DATA FOR PROCESSING:
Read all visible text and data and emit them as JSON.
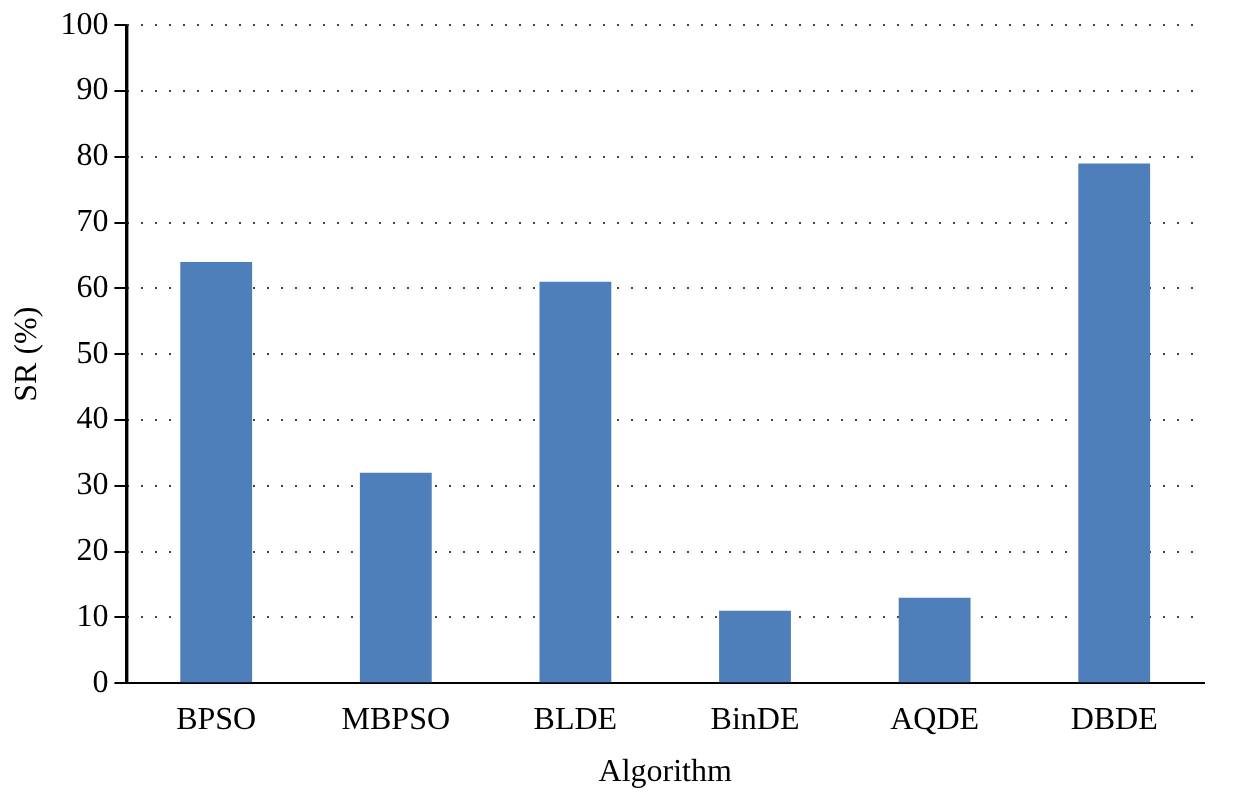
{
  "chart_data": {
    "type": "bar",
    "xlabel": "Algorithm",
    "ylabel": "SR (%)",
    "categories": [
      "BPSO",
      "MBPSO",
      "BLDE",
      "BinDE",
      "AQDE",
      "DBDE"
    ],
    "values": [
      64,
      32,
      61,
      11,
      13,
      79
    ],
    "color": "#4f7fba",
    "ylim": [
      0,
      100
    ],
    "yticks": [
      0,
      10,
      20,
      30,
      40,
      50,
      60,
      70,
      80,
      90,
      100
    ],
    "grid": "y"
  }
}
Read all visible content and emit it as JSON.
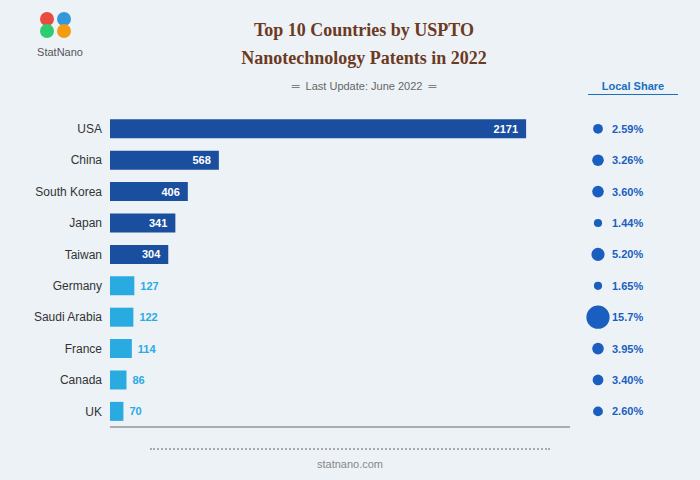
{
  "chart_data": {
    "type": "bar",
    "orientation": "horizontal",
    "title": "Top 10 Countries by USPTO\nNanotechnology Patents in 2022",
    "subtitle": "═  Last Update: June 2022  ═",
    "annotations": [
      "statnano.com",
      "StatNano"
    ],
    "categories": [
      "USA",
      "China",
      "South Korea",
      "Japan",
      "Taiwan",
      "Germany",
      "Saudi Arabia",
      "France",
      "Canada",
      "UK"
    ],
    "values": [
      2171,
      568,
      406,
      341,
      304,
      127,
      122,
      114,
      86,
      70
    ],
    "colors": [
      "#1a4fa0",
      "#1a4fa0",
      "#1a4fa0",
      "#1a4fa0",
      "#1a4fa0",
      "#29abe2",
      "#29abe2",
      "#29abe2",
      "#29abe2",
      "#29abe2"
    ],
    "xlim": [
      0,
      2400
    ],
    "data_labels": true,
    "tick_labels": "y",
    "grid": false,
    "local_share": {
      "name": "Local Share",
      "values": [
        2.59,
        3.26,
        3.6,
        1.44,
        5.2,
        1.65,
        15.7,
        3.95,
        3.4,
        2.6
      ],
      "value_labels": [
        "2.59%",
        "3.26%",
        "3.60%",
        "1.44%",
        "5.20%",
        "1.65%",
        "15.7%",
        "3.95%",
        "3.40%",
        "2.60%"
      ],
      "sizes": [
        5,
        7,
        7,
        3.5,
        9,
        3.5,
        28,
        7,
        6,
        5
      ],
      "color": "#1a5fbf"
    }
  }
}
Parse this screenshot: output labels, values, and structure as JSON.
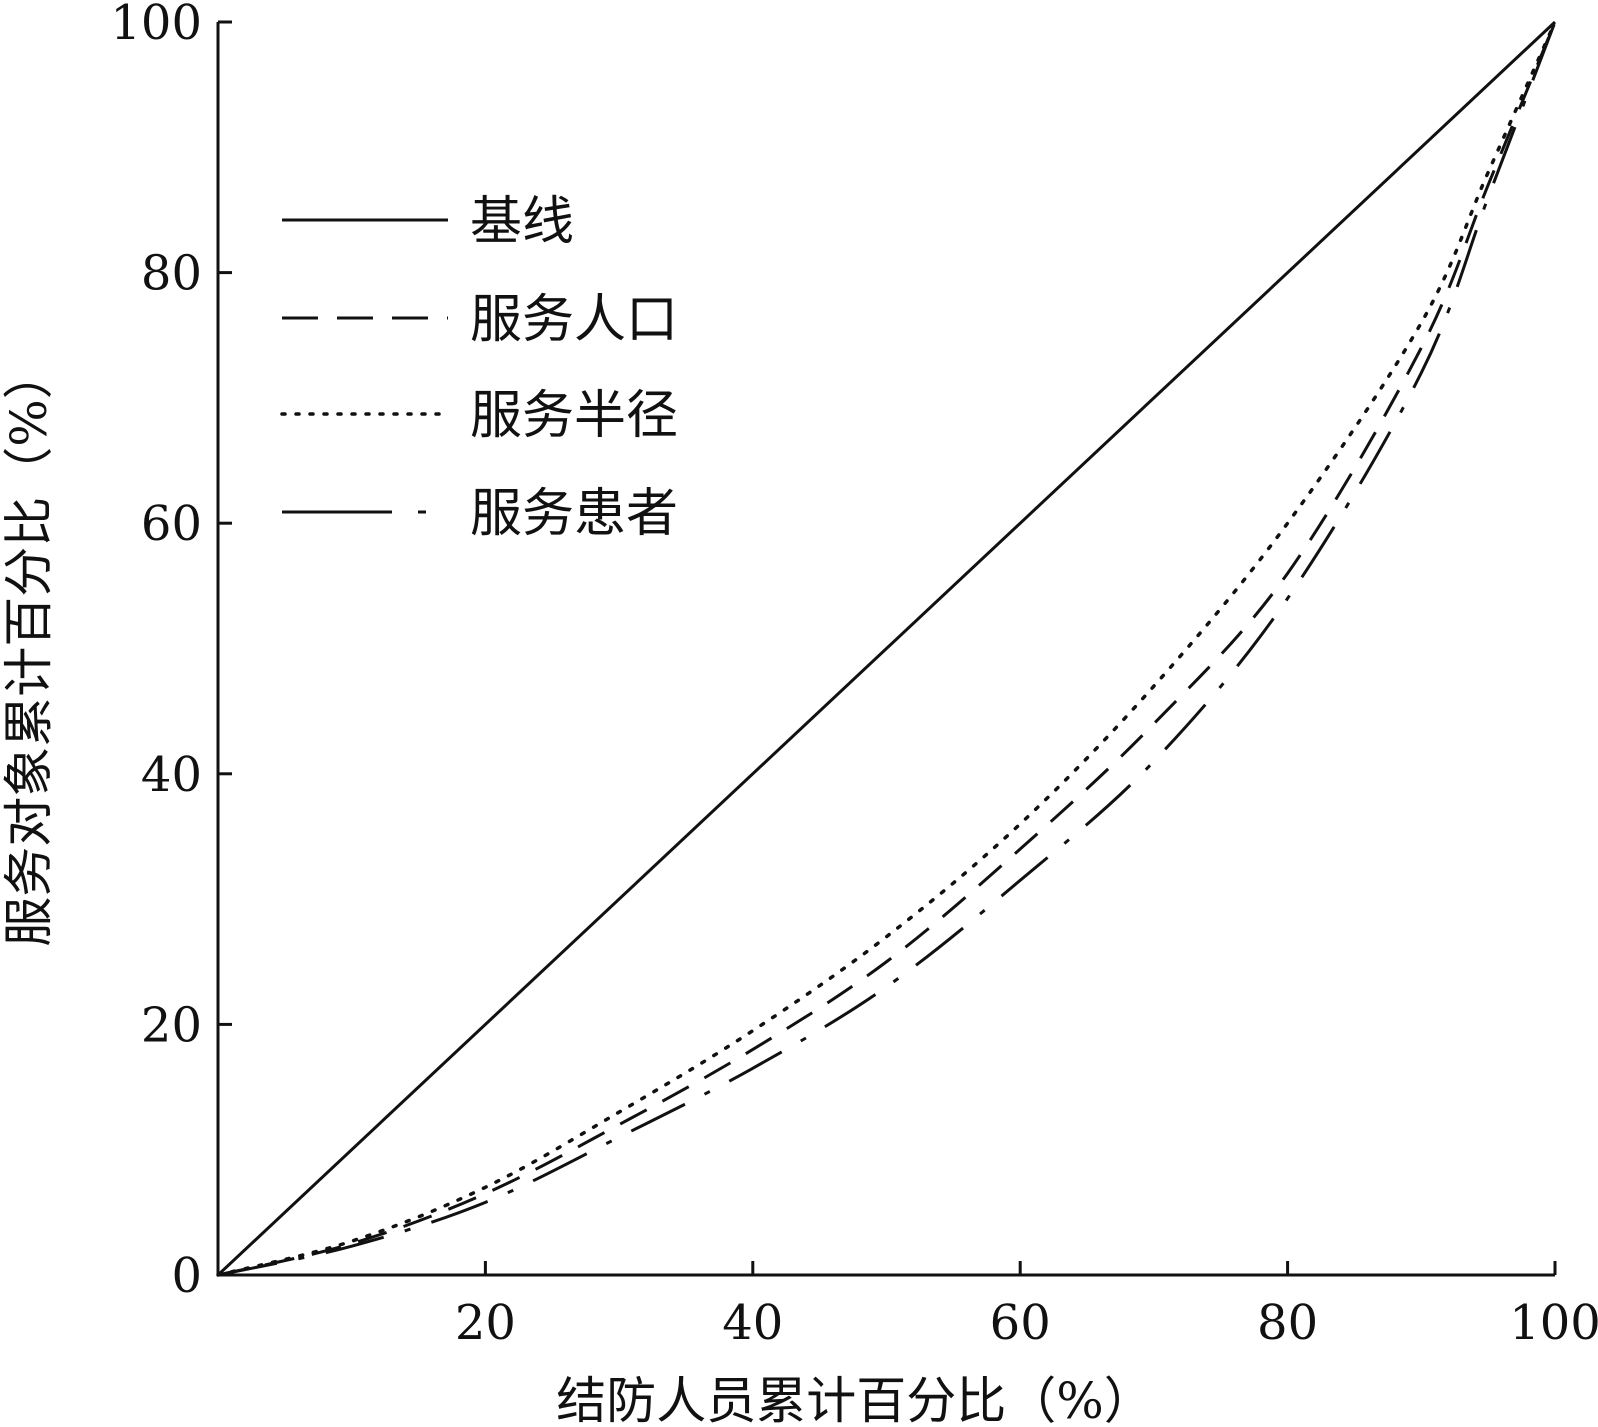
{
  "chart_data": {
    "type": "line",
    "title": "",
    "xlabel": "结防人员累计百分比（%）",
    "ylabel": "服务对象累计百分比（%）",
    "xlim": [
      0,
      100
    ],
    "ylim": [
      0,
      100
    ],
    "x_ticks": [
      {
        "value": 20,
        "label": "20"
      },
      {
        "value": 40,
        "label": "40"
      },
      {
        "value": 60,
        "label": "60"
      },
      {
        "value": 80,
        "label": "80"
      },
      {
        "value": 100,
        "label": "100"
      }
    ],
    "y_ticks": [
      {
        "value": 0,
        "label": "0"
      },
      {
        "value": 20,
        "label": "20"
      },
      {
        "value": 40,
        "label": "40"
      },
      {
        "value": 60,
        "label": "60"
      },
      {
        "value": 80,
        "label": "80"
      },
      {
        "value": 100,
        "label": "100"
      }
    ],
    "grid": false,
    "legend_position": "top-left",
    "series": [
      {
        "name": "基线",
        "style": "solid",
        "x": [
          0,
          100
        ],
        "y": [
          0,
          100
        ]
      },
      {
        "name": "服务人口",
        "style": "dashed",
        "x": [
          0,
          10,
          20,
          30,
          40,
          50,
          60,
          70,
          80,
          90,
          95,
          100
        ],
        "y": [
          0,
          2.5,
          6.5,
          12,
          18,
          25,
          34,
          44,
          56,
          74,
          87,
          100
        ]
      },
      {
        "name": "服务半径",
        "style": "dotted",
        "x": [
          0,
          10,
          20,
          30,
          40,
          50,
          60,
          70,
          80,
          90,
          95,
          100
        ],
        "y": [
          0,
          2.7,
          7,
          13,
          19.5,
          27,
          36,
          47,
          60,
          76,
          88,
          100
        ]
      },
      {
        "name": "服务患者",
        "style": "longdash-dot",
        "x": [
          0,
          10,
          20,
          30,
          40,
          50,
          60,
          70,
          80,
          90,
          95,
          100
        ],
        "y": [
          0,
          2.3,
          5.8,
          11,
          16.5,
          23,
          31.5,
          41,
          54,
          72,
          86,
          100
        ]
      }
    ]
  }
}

* * *

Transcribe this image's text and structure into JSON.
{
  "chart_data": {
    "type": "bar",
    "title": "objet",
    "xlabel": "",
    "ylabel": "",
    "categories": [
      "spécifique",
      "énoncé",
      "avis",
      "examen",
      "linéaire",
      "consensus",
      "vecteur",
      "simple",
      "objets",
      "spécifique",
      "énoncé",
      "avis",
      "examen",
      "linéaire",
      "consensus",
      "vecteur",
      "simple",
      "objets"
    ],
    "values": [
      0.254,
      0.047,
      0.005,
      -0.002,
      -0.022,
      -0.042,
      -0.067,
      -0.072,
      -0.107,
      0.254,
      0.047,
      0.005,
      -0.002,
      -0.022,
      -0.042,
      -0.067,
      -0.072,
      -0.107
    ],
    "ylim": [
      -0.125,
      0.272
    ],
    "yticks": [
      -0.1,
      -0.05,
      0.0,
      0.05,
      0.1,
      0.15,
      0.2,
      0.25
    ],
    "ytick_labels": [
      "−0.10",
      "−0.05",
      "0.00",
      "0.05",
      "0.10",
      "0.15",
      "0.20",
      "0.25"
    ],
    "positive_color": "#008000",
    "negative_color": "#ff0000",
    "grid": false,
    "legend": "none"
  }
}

WORK TO DO: Copy all lines from the material that hold "Read".

THE COMPLETED TASK:
Read all visible text and data and emit them as JSON.
Read all visible content and emit it as JSON.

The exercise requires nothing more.